Collected data:
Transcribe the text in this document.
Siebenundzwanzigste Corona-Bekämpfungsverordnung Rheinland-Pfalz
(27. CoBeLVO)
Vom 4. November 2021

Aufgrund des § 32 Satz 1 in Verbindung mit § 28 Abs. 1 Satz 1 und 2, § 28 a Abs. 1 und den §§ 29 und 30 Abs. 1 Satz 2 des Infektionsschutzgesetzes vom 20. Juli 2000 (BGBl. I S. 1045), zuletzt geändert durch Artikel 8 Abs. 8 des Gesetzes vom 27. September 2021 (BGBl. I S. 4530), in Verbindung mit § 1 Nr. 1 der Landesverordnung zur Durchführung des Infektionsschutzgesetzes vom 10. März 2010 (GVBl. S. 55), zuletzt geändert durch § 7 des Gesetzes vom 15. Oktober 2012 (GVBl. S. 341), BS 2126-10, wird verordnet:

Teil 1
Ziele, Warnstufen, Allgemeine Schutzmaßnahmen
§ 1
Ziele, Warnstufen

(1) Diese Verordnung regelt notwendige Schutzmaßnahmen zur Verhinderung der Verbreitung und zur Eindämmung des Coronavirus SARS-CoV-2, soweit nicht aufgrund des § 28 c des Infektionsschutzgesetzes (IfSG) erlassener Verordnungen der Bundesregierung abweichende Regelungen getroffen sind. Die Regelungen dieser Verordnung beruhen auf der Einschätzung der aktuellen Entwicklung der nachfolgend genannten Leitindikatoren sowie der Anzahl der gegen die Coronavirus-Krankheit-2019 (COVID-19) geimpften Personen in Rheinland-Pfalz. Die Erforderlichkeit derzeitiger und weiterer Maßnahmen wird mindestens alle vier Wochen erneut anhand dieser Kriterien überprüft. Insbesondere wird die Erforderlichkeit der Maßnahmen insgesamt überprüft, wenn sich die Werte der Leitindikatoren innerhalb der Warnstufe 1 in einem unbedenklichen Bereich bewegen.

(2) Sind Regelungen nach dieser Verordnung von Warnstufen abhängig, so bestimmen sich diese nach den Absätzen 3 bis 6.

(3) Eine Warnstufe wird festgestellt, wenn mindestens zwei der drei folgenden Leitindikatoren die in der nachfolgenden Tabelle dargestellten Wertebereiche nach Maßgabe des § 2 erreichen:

* Try it:
The data above needs to be retyped in full, exactly as given.

* Your solution:
Transcribe the text in this document.
Siebenundzwanzigste Corona-Bekämpfungsverordnung Rheinland-Pfalz
(27. CoBeLVO)
Vom 4. November 2021

Aufgrund des § 32 Satz 1 in Verbindung mit § 28 Abs. 1 Satz 1 und 2, § 28 a Abs. 1 und den §§ 29 und 30 Abs. 1 Satz 2 des Infektionsschutzgesetzes vom 20. Juli 2000 (BGBl. I S. 1045), zuletzt geändert durch Artikel 8 Abs. 8 des Gesetzes vom 27. September 2021 (BGBl. I S. 4530), in Verbindung mit § 1 Nr. 1 der Landesverordnung zur Durchführung des Infektionsschutzgesetzes vom 10. März 2010 (GVBl. S. 55), zuletzt geändert durch § 7 des Gesetzes vom 15. Oktober 2012 (GVBl. S. 341), BS 2126-10, wird verordnet:

Teil 1
Ziele, Warnstufen, Allgemeine Schutzmaßnahmen
§ 1
Ziele, Warnstufen

(1) Diese Verordnung regelt notwendige Schutzmaßnahmen zur Verhinderung der Verbreitung und zur Eindämmung des Coronavirus SARS-CoV-2, soweit nicht aufgrund des § 28 c des Infektionsschutzgesetzes (IfSG) erlassener Verordnungen der Bundesregierung abweichende Regelungen getroffen sind. Die Regelungen dieser Verordnung beruhen auf der Einschätzung der aktuellen Entwicklung der nachfolgend genannten Leitindikatoren sowie der Anzahl der gegen die Coronavirus-Krankheit-2019 (COVID-19) geimpften Personen in Rheinland-Pfalz. Die Erforderlichkeit derzeitiger und weiterer Maßnahmen wird mindestens alle vier Wochen erneut anhand dieser Kriterien überprüft. Insbesondere wird die Erforderlichkeit der Maßnahmen insgesamt überprüft, wenn sich die Werte der Leitindikatoren innerhalb der Warnstufe 1 in einem unbedenklichen Bereich bewegen.

(2) Sind Regelungen nach dieser Verordnung von Warnstufen abhängig, so bestimmen sich diese nach den Absätzen 3 bis 6.

(3) Eine Warnstufe wird festgestellt, wenn mindestens zwei der drei folgenden Leitindikatoren die in der nachfolgenden Tabelle dargestellten Wertebereiche nach Maßgabe des § 2 erreichen:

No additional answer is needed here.